→ Your instructions
Give all of the lines again exactly as they read.

→ Data lines
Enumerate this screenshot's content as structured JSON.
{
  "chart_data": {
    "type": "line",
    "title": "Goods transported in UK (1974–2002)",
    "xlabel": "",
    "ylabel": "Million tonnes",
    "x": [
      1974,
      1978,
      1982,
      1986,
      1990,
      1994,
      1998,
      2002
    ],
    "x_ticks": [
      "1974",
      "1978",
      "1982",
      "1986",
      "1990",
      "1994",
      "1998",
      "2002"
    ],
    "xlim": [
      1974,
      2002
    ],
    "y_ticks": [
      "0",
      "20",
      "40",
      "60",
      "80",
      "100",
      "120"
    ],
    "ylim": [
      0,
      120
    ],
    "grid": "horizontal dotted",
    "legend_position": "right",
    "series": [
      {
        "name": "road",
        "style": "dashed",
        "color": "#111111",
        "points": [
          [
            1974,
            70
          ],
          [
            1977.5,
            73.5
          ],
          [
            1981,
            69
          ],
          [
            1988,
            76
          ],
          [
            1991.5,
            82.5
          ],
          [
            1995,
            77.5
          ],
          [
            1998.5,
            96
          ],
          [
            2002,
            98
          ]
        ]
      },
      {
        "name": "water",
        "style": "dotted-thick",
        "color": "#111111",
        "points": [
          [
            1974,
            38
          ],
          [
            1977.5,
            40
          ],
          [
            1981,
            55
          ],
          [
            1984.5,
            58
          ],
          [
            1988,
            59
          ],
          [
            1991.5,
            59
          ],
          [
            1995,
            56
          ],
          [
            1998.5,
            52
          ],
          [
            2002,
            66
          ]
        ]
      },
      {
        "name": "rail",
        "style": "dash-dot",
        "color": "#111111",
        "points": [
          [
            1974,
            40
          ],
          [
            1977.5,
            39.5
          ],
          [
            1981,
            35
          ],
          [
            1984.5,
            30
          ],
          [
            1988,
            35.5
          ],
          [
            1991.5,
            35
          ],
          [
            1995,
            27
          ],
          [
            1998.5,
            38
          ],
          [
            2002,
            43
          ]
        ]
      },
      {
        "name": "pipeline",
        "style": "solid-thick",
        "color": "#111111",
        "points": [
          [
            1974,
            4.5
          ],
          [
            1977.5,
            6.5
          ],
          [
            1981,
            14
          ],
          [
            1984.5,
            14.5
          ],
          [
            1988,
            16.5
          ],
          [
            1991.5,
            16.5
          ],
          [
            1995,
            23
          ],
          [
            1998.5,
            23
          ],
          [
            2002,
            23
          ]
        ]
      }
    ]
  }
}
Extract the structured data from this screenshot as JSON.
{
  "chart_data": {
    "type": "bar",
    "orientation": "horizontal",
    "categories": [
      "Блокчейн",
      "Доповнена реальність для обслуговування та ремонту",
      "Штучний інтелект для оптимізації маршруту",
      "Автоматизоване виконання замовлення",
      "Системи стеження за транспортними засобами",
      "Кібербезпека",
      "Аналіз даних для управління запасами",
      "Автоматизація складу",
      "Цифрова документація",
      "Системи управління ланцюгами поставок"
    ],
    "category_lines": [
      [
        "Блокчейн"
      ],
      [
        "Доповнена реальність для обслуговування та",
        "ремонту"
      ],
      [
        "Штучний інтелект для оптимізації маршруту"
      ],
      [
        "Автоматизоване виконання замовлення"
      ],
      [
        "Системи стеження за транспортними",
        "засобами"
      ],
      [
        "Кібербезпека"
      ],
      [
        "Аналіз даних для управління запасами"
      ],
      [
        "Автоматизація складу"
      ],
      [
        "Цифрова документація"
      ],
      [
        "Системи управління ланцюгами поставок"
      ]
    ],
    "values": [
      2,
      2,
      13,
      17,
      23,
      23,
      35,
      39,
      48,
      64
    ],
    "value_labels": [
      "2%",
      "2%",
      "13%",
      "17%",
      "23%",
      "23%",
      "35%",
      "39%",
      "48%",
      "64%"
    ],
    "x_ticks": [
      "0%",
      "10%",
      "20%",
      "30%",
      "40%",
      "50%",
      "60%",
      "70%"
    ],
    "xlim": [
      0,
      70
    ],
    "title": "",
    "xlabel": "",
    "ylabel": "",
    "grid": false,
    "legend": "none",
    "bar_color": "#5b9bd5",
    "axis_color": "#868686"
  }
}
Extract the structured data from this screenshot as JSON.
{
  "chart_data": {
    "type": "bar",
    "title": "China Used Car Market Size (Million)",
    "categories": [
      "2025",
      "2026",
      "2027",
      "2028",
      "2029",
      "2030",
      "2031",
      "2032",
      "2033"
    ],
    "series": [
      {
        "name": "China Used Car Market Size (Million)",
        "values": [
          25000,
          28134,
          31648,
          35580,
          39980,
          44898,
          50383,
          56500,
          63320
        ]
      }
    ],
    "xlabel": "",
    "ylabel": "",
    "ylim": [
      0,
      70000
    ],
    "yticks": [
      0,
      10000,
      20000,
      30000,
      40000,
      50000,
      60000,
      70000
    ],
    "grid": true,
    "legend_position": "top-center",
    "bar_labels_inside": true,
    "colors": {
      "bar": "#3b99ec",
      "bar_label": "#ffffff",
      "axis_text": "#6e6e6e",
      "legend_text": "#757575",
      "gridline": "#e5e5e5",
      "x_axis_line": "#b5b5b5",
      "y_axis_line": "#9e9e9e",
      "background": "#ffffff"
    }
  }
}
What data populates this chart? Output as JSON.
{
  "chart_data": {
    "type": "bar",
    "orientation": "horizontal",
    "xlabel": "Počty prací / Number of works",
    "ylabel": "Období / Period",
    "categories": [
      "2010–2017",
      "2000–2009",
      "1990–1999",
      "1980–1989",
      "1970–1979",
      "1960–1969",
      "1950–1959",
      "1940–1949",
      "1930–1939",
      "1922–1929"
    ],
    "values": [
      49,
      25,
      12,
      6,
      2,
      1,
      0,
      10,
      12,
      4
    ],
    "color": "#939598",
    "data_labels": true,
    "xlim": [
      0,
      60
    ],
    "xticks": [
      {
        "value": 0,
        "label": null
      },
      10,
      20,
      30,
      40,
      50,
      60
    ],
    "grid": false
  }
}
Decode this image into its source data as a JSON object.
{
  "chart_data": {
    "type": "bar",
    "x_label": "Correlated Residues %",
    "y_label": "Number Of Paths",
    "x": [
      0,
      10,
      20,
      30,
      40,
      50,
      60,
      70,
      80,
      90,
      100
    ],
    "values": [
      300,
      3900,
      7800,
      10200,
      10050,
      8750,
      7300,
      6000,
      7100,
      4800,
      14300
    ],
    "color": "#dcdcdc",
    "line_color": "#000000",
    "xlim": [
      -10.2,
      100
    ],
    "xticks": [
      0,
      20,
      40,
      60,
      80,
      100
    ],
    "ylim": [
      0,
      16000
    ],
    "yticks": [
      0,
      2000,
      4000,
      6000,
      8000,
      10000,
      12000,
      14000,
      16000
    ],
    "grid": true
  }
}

→ Task solution
Enumerate this screenshot's content as structured JSON.
{
  "chart_data": {
    "type": "line",
    "title": "Goods transported in UK (1974–2002)",
    "xlabel": "",
    "ylabel": "Million tonnes",
    "x": [
      1974,
      1978,
      1982,
      1986,
      1990,
      1994,
      1998,
      2002
    ],
    "x_ticks": [
      "1974",
      "1978",
      "1982",
      "1986",
      "1990",
      "1994",
      "1998",
      "2002"
    ],
    "xlim": [
      1974,
      2002
    ],
    "y_ticks": [
      "0",
      "20",
      "40",
      "60",
      "80",
      "100",
      "120"
    ],
    "ylim": [
      0,
      120
    ],
    "grid": "horizontal dotted",
    "legend_position": "right",
    "series": [
      {
        "name": "road",
        "style": "dashed",
        "color": "#111111",
        "points": [
          [
            1974,
            70
          ],
          [
            1977.5,
            73.5
          ],
          [
            1981,
            69
          ],
          [
            1988,
            76
          ],
          [
            1991.5,
            82.5
          ],
          [
            1995,
            77.5
          ],
          [
            1998.5,
            96
          ],
          [
            2002,
            98
          ]
        ]
      },
      {
        "name": "water",
        "style": "dotted-thick",
        "color": "#111111",
        "points": [
          [
            1974,
            38
          ],
          [
            1977.5,
            40
          ],
          [
            1981,
            55
          ],
          [
            1984.5,
            58
          ],
          [
            1988,
            59
          ],
          [
            1991.5,
            59
          ],
          [
            1995,
            56
          ],
          [
            1998.5,
            52
          ],
          [
            2002,
            66
          ]
        ]
      },
      {
        "name": "rail",
        "style": "dash-dot",
        "color": "#111111",
        "points": [
          [
            1974,
            40
          ],
          [
            1977.5,
            39.5
          ],
          [
            1981,
            35
          ],
          [
            1984.5,
            30
          ],
          [
            1988,
            35.5
          ],
          [
            1991.5,
            35
          ],
          [
            1995,
            27
          ],
          [
            1998.5,
            38
          ],
          [
            2002,
            43
          ]
        ]
      },
      {
        "name": "pipeline",
        "style": "solid-thick",
        "color": "#111111",
        "points": [
          [
            1974,
            4.5
          ],
          [
            1977.5,
            6.5
          ],
          [
            1981,
            14
          ],
          [
            1984.5,
            14.5
          ],
          [
            1988,
            16.5
          ],
          [
            1991.5,
            16.5
          ],
          [
            1995,
            23
          ],
          [
            1998.5,
            23
          ],
          [
            2002,
            23
          ]
        ]
      }
    ]
  }
}
Extract the structured data from this screenshot as JSON.
{
  "chart_data": {
    "type": "bar",
    "orientation": "horizontal",
    "categories": [
      "Блокчейн",
      "Доповнена реальність для обслуговування та ремонту",
      "Штучний інтелект для оптимізації маршруту",
      "Автоматизоване виконання замовлення",
      "Системи стеження за транспортними засобами",
      "Кібербезпека",
      "Аналіз даних для управління запасами",
      "Автоматизація складу",
      "Цифрова документація",
      "Системи управління ланцюгами поставок"
    ],
    "category_lines": [
      [
        "Блокчейн"
      ],
      [
        "Доповнена реальність для обслуговування та",
        "ремонту"
      ],
      [
        "Штучний інтелект для оптимізації маршруту"
      ],
      [
        "Автоматизоване виконання замовлення"
      ],
      [
        "Системи стеження за транспортними",
        "засобами"
      ],
      [
        "Кібербезпека"
      ],
      [
        "Аналіз даних для управління запасами"
      ],
      [
        "Автоматизація складу"
      ],
      [
        "Цифрова документація"
      ],
      [
        "Системи управління ланцюгами поставок"
      ]
    ],
    "values": [
      2,
      2,
      13,
      17,
      23,
      23,
      35,
      39,
      48,
      64
    ],
    "value_labels": [
      "2%",
      "2%",
      "13%",
      "17%",
      "23%",
      "23%",
      "35%",
      "39%",
      "48%",
      "64%"
    ],
    "x_ticks": [
      "0%",
      "10%",
      "20%",
      "30%",
      "40%",
      "50%",
      "60%",
      "70%"
    ],
    "xlim": [
      0,
      70
    ],
    "title": "",
    "xlabel": "",
    "ylabel": "",
    "grid": false,
    "legend": "none",
    "bar_color": "#5b9bd5",
    "axis_color": "#868686"
  }
}
Extract the structured data from this screenshot as JSON.
{
  "chart_data": {
    "type": "bar",
    "title": "China Used Car Market Size (Million)",
    "categories": [
      "2025",
      "2026",
      "2027",
      "2028",
      "2029",
      "2030",
      "2031",
      "2032",
      "2033"
    ],
    "series": [
      {
        "name": "China Used Car Market Size (Million)",
        "values": [
          25000,
          28134,
          31648,
          35580,
          39980,
          44898,
          50383,
          56500,
          63320
        ]
      }
    ],
    "xlabel": "",
    "ylabel": "",
    "ylim": [
      0,
      70000
    ],
    "yticks": [
      0,
      10000,
      20000,
      30000,
      40000,
      50000,
      60000,
      70000
    ],
    "grid": true,
    "legend_position": "top-center",
    "bar_labels_inside": true,
    "colors": {
      "bar": "#3b99ec",
      "bar_label": "#ffffff",
      "axis_text": "#6e6e6e",
      "legend_text": "#757575",
      "gridline": "#e5e5e5",
      "x_axis_line": "#b5b5b5",
      "y_axis_line": "#9e9e9e",
      "background": "#ffffff"
    }
  }
}
What data populates this chart? Output as JSON.
{
  "chart_data": {
    "type": "bar",
    "orientation": "horizontal",
    "xlabel": "Počty prací / Number of works",
    "ylabel": "Období / Period",
    "categories": [
      "2010–2017",
      "2000–2009",
      "1990–1999",
      "1980–1989",
      "1970–1979",
      "1960–1969",
      "1950–1959",
      "1940–1949",
      "1930–1939",
      "1922–1929"
    ],
    "values": [
      49,
      25,
      12,
      6,
      2,
      1,
      0,
      10,
      12,
      4
    ],
    "color": "#939598",
    "data_labels": true,
    "xlim": [
      0,
      60
    ],
    "xticks": [
      {
        "value": 0,
        "label": null
      },
      10,
      20,
      30,
      40,
      50,
      60
    ],
    "grid": false
  }
}
Decode this image into its source data as a JSON object.
{
  "chart_data": {
    "type": "bar",
    "x_label": "Correlated Residues %",
    "y_label": "Number Of Paths",
    "x": [
      0,
      10,
      20,
      30,
      40,
      50,
      60,
      70,
      80,
      90,
      100
    ],
    "values": [
      300,
      3900,
      7800,
      10200,
      10050,
      8750,
      7300,
      6000,
      7100,
      4800,
      14300
    ],
    "color": "#dcdcdc",
    "line_color": "#000000",
    "xlim": [
      -10.2,
      100
    ],
    "xticks": [
      0,
      20,
      40,
      60,
      80,
      100
    ],
    "ylim": [
      0,
      16000
    ],
    "yticks": [
      0,
      2000,
      4000,
      6000,
      8000,
      10000,
      12000,
      14000,
      16000
    ],
    "grid": true
  }
}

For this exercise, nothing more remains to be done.